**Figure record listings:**
----
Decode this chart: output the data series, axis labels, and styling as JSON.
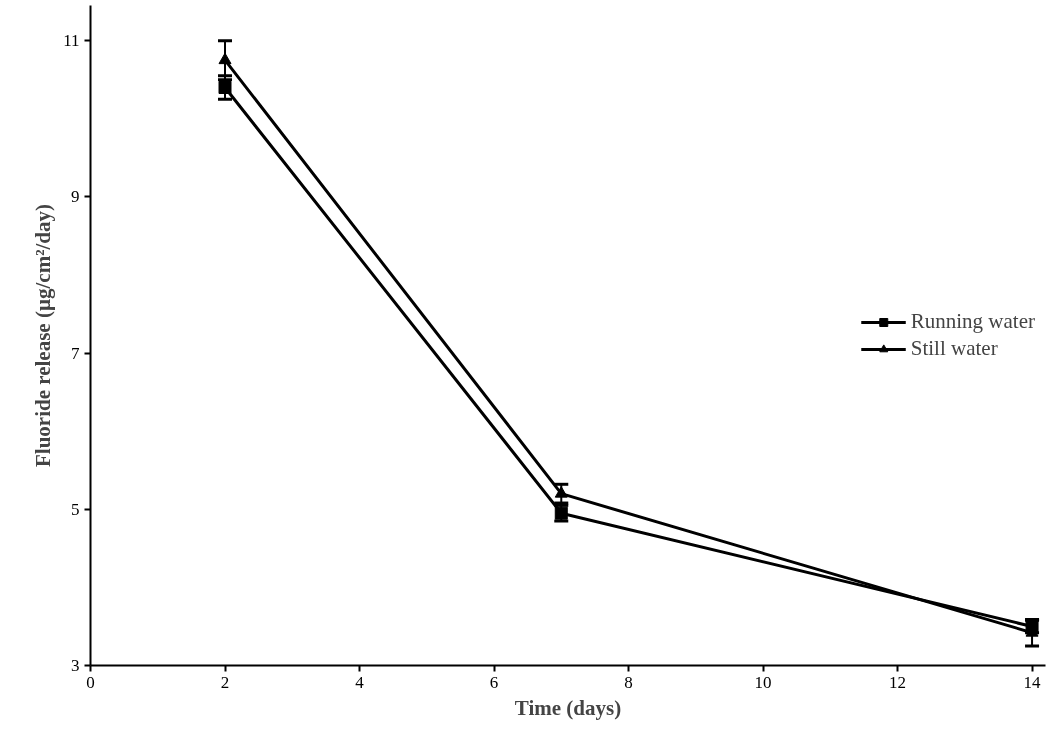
{
  "chart_data": {
    "type": "line",
    "xlabel": "Time (days)",
    "ylabel": "Fluoride release (µg/cm²/day)",
    "x": [
      2,
      7,
      14
    ],
    "series": [
      {
        "name": "Running water",
        "color": "#000000",
        "marker": "square",
        "values": [
          10.4,
          4.95,
          3.5
        ],
        "errors": [
          0.15,
          0.1,
          0.08
        ]
      },
      {
        "name": "Still water",
        "color": "#000000",
        "marker": "triangle",
        "values": [
          10.75,
          5.2,
          3.42
        ],
        "errors": [
          0.25,
          0.12,
          0.17
        ]
      }
    ],
    "xlim": [
      0,
      14.2
    ],
    "xticks": [
      0,
      2,
      4,
      6,
      8,
      10,
      12,
      14
    ],
    "ylim": [
      3,
      11.45
    ],
    "yticks": [
      3,
      5,
      7,
      9,
      11
    ],
    "grid": false,
    "legend": "right",
    "line_style": "solid"
  }
}
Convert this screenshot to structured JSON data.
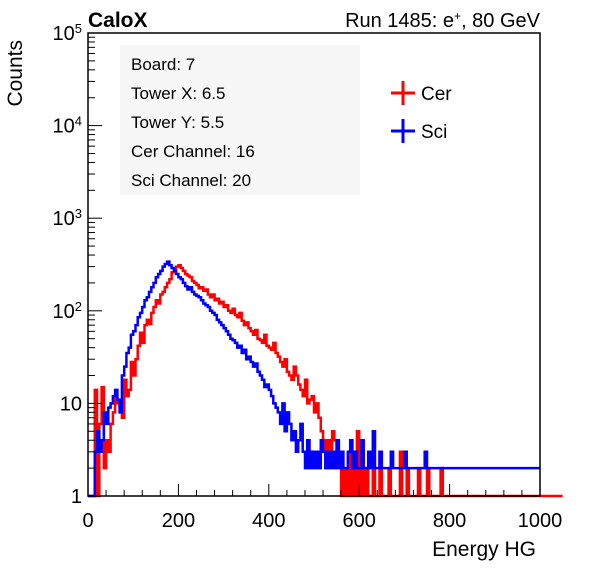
{
  "header": {
    "experiment": "CaloX",
    "run_label": "Run 1485: e",
    "run_superscript": "+",
    "run_suffix": ", 80 GeV"
  },
  "info_box": {
    "board": "Board: 7",
    "tower_x": "Tower X: 6.5",
    "tower_y": "Tower Y: 5.5",
    "cer_channel": "Cer Channel: 16",
    "sci_channel": "Sci Channel: 20"
  },
  "chart_data": {
    "type": "line",
    "xlabel": "Energy HG",
    "ylabel": "Counts",
    "xlim": [
      0,
      1000
    ],
    "ylim": [
      1,
      100000
    ],
    "yscale": "log",
    "x_ticks": [
      "0",
      "200",
      "400",
      "600",
      "800",
      "1000"
    ],
    "y_ticks": [
      {
        "value": 1,
        "label": "1",
        "sup": ""
      },
      {
        "value": 10,
        "label": "10",
        "sup": ""
      },
      {
        "value": 100,
        "label": "10",
        "sup": "2"
      },
      {
        "value": 1000,
        "label": "10",
        "sup": "3"
      },
      {
        "value": 10000,
        "label": "10",
        "sup": "4"
      },
      {
        "value": 100000,
        "label": "10",
        "sup": "5"
      }
    ],
    "legend_position": "top-right",
    "grid": false,
    "bin_width": 5,
    "series": [
      {
        "name": "Cer",
        "color": "#ff0000",
        "values": [
          0,
          0,
          1,
          14,
          1,
          6,
          15,
          2,
          4,
          3,
          6,
          8,
          12,
          10,
          9,
          7,
          18,
          12,
          14,
          28,
          20,
          30,
          42,
          58,
          45,
          70,
          80,
          72,
          95,
          110,
          130,
          120,
          150,
          160,
          180,
          200,
          220,
          260,
          280,
          300,
          310,
          290,
          270,
          250,
          240,
          230,
          210,
          200,
          190,
          175,
          180,
          165,
          170,
          150,
          140,
          150,
          130,
          135,
          120,
          125,
          110,
          115,
          100,
          95,
          105,
          90,
          85,
          95,
          78,
          70,
          75,
          65,
          60,
          55,
          62,
          50,
          48,
          45,
          55,
          42,
          40,
          38,
          45,
          35,
          32,
          28,
          25,
          30,
          22,
          20,
          18,
          25,
          20,
          16,
          14,
          12,
          18,
          10,
          11,
          12,
          8,
          10,
          7,
          5,
          4,
          2,
          4,
          3,
          5,
          4,
          2,
          3,
          0,
          2,
          0,
          3,
          0,
          2,
          1,
          5,
          0,
          3,
          1,
          2,
          1,
          0,
          2,
          1,
          0,
          3,
          0,
          1,
          0,
          2,
          0,
          0,
          1,
          0,
          3,
          0,
          0,
          2,
          0,
          1,
          0,
          0,
          2,
          0,
          1,
          0,
          2,
          0,
          0,
          1,
          0,
          0,
          2,
          0,
          0,
          0,
          0,
          0,
          0,
          0,
          0,
          0,
          0,
          0,
          0,
          0,
          0,
          0,
          0,
          0,
          0,
          0,
          0,
          0,
          0,
          0,
          0,
          0,
          0,
          0,
          0,
          0,
          0,
          0,
          0,
          0,
          0,
          0,
          0,
          0,
          0,
          0,
          0,
          0,
          0,
          0,
          0,
          0,
          0,
          0,
          0,
          0,
          0,
          0,
          0,
          0
        ]
      },
      {
        "name": "Sci",
        "color": "#0000ff",
        "values": [
          0,
          0,
          1,
          3,
          5,
          3,
          4,
          8,
          6,
          9,
          10,
          12,
          14,
          11,
          8,
          20,
          25,
          35,
          40,
          55,
          60,
          70,
          85,
          95,
          110,
          130,
          140,
          160,
          180,
          200,
          230,
          250,
          270,
          300,
          320,
          340,
          310,
          290,
          270,
          250,
          230,
          220,
          200,
          185,
          170,
          180,
          160,
          150,
          145,
          140,
          130,
          120,
          115,
          110,
          100,
          95,
          90,
          80,
          75,
          70,
          65,
          60,
          55,
          50,
          48,
          45,
          40,
          42,
          35,
          38,
          30,
          32,
          28,
          25,
          27,
          22,
          20,
          18,
          15,
          16,
          14,
          12,
          10,
          9,
          8,
          6,
          10,
          5,
          8,
          6,
          4,
          5,
          3,
          4,
          6,
          3,
          2,
          4,
          2,
          3,
          2,
          3,
          2,
          4,
          3,
          2,
          3,
          2,
          3,
          2,
          4,
          2,
          3,
          2,
          2,
          3,
          4,
          2,
          3,
          2,
          2,
          4,
          2,
          2,
          3,
          2,
          5,
          2,
          2,
          3,
          2,
          2,
          2,
          2,
          3,
          2,
          2,
          2,
          2,
          2,
          3,
          2,
          2,
          2,
          2,
          2,
          2,
          2,
          2,
          3,
          2,
          2,
          2,
          2,
          2,
          2,
          2,
          2,
          2,
          2,
          2,
          2,
          2,
          2,
          2,
          2,
          2,
          2,
          2,
          2,
          2,
          2,
          2,
          2,
          2,
          2,
          2,
          2,
          2,
          2,
          2,
          2,
          2,
          2,
          2,
          2,
          2,
          2,
          2,
          2,
          2,
          2,
          2,
          2,
          2,
          2,
          2,
          2,
          2,
          2
        ]
      }
    ]
  }
}
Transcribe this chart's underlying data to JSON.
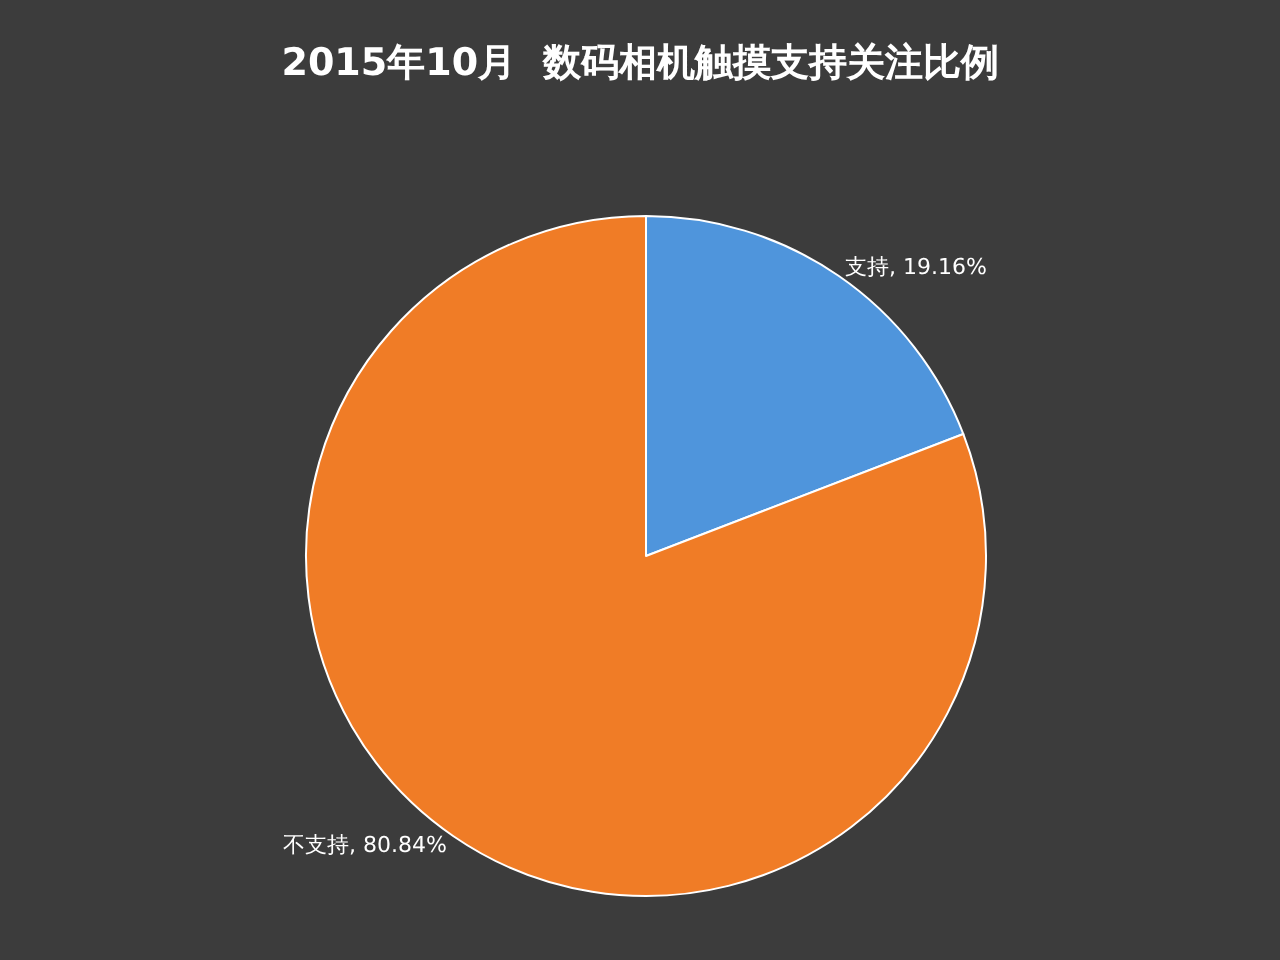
{
  "chart_data": {
    "type": "pie",
    "title": "2015年10月  数码相机触摸支持关注比例",
    "categories": [
      "支持",
      "不支持"
    ],
    "values": [
      19.16,
      80.84
    ],
    "colors": [
      "#4f95dc",
      "#f07c26"
    ],
    "value_labels": [
      "19.16%",
      "80.84%"
    ],
    "legend": false
  }
}
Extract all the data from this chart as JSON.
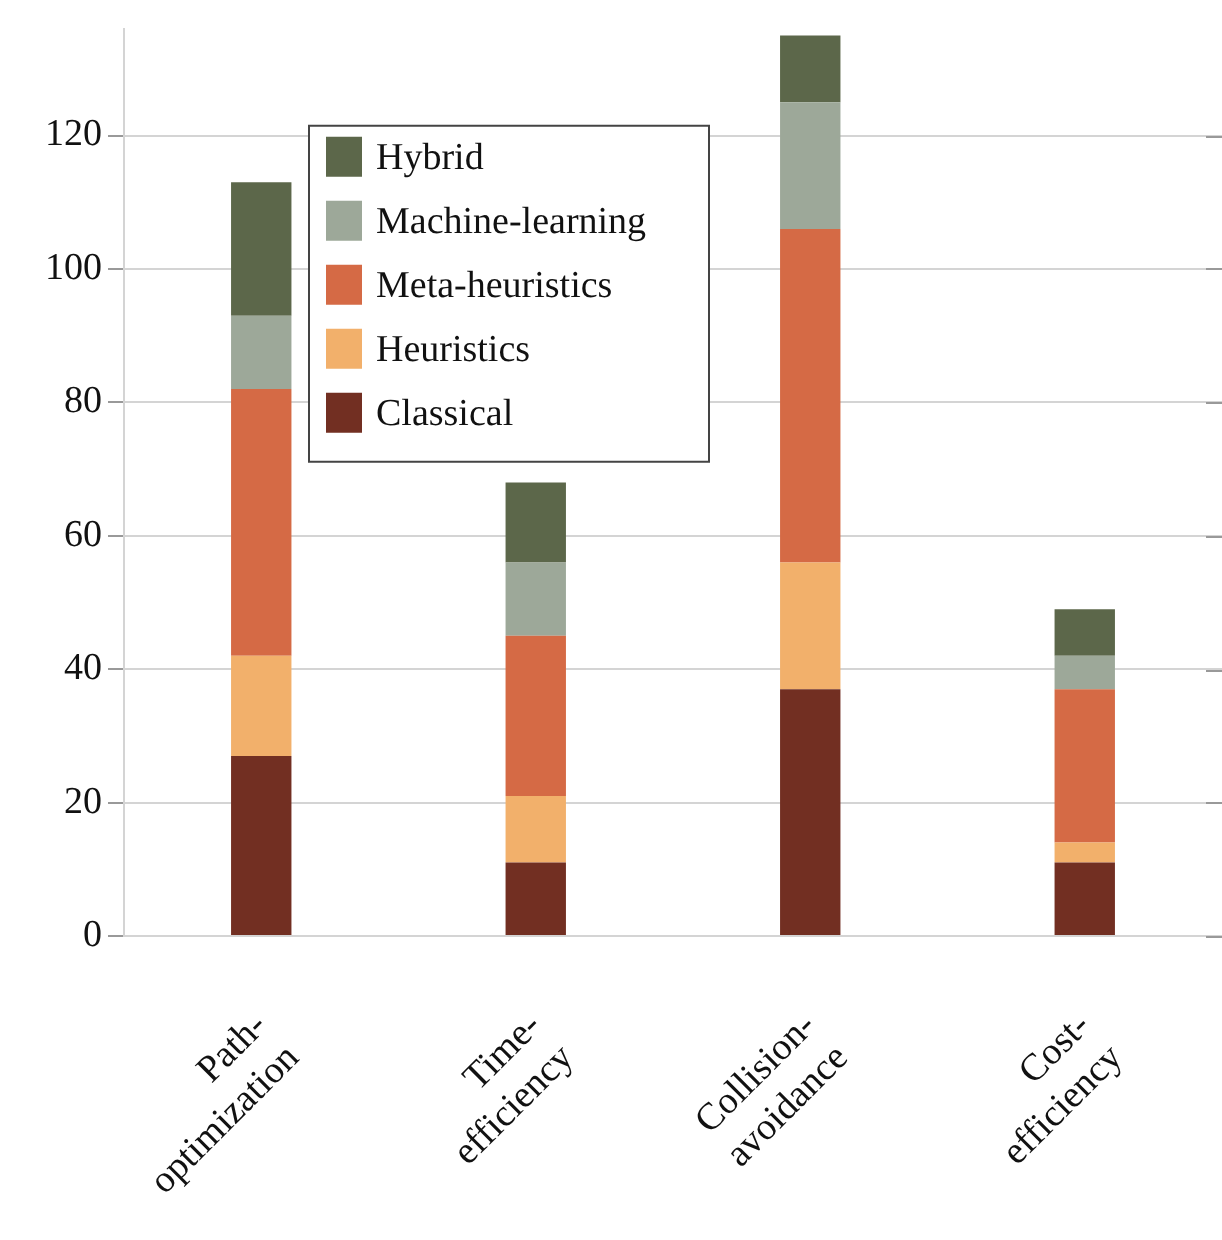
{
  "chart_data": {
    "type": "bar",
    "stacked": true,
    "categories": [
      "Path-optimization",
      "Time-efficiency",
      "Collision-avoidance",
      "Cost-efficiency"
    ],
    "series": [
      {
        "name": "Classical",
        "color": "#722f22",
        "values": [
          27,
          11,
          37,
          11
        ]
      },
      {
        "name": "Heuristics",
        "color": "#f2b06b",
        "values": [
          15,
          10,
          19,
          3
        ]
      },
      {
        "name": "Meta-heuristics",
        "color": "#d56a45",
        "values": [
          40,
          24,
          50,
          23
        ]
      },
      {
        "name": "Machine-learning",
        "color": "#9da899",
        "values": [
          11,
          11,
          19,
          5
        ]
      },
      {
        "name": "Hybrid",
        "color": "#5c674a",
        "values": [
          20,
          12,
          10,
          7
        ]
      }
    ],
    "ylim": [
      0,
      136
    ],
    "yticks": [
      0,
      20,
      40,
      60,
      80,
      100,
      120
    ],
    "grid": "y",
    "legend": "top left"
  }
}
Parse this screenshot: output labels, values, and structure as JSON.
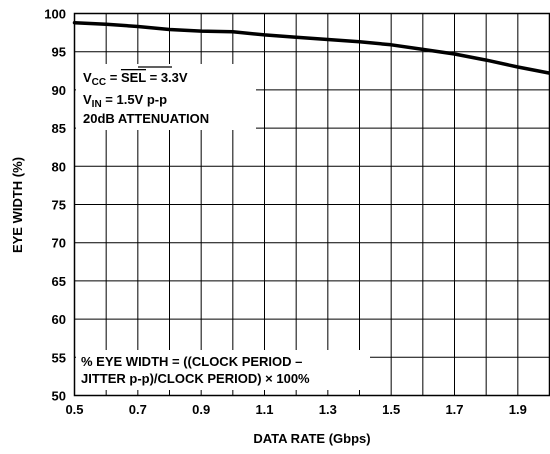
{
  "chart_data": {
    "type": "line",
    "title": "",
    "xlabel": "DATA RATE (Gbps)",
    "ylabel": "EYE WIDTH (%)",
    "xlim": [
      0.5,
      2.0
    ],
    "ylim": [
      50,
      100
    ],
    "x_ticks": [
      0.5,
      0.7,
      0.9,
      1.1,
      1.3,
      1.5,
      1.7,
      1.9
    ],
    "x_tick_labels": [
      "0.5",
      "0.7",
      "0.9",
      "1.1",
      "1.3",
      "1.5",
      "1.7",
      "1.9"
    ],
    "y_ticks": [
      50,
      55,
      60,
      65,
      70,
      75,
      80,
      85,
      90,
      95,
      100
    ],
    "y_tick_labels": [
      "50",
      "55",
      "60",
      "65",
      "70",
      "75",
      "80",
      "85",
      "90",
      "95",
      "100"
    ],
    "x_grid_lines": [
      0.6,
      0.8,
      1.0,
      1.2,
      1.4,
      1.6,
      1.8
    ],
    "grid": true,
    "line_color": "#000000",
    "series": [
      {
        "x": [
          0.5,
          0.6,
          0.7,
          0.8,
          0.9,
          1.0,
          1.1,
          1.2,
          1.3,
          1.4,
          1.5,
          1.6,
          1.7,
          1.8,
          1.9,
          2.0
        ],
        "values": [
          98.8,
          98.6,
          98.3,
          97.9,
          97.7,
          97.6,
          97.2,
          96.9,
          96.6,
          96.3,
          95.9,
          95.3,
          94.7,
          93.9,
          93.0,
          92.2
        ]
      }
    ],
    "annotations": {
      "conditions": {
        "line1": {
          "prefix": "V",
          "sub": "CC",
          "mid": " = ",
          "overlined": "SEL",
          "suffix": " = 3.3V"
        },
        "line2": {
          "prefix": "V",
          "sub": "IN",
          "suffix": " = 1.5V p-p"
        },
        "line3": "20dB ATTENUATION"
      },
      "formula": {
        "line1": "% EYE WIDTH = ((CLOCK PERIOD –",
        "line2": "JITTER p-p)/CLOCK PERIOD) × 100%"
      }
    }
  }
}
----
**Written task:** Among the entries, how many lines include the word "this"? Answer with a single number and nothing further.

**Solution:** 5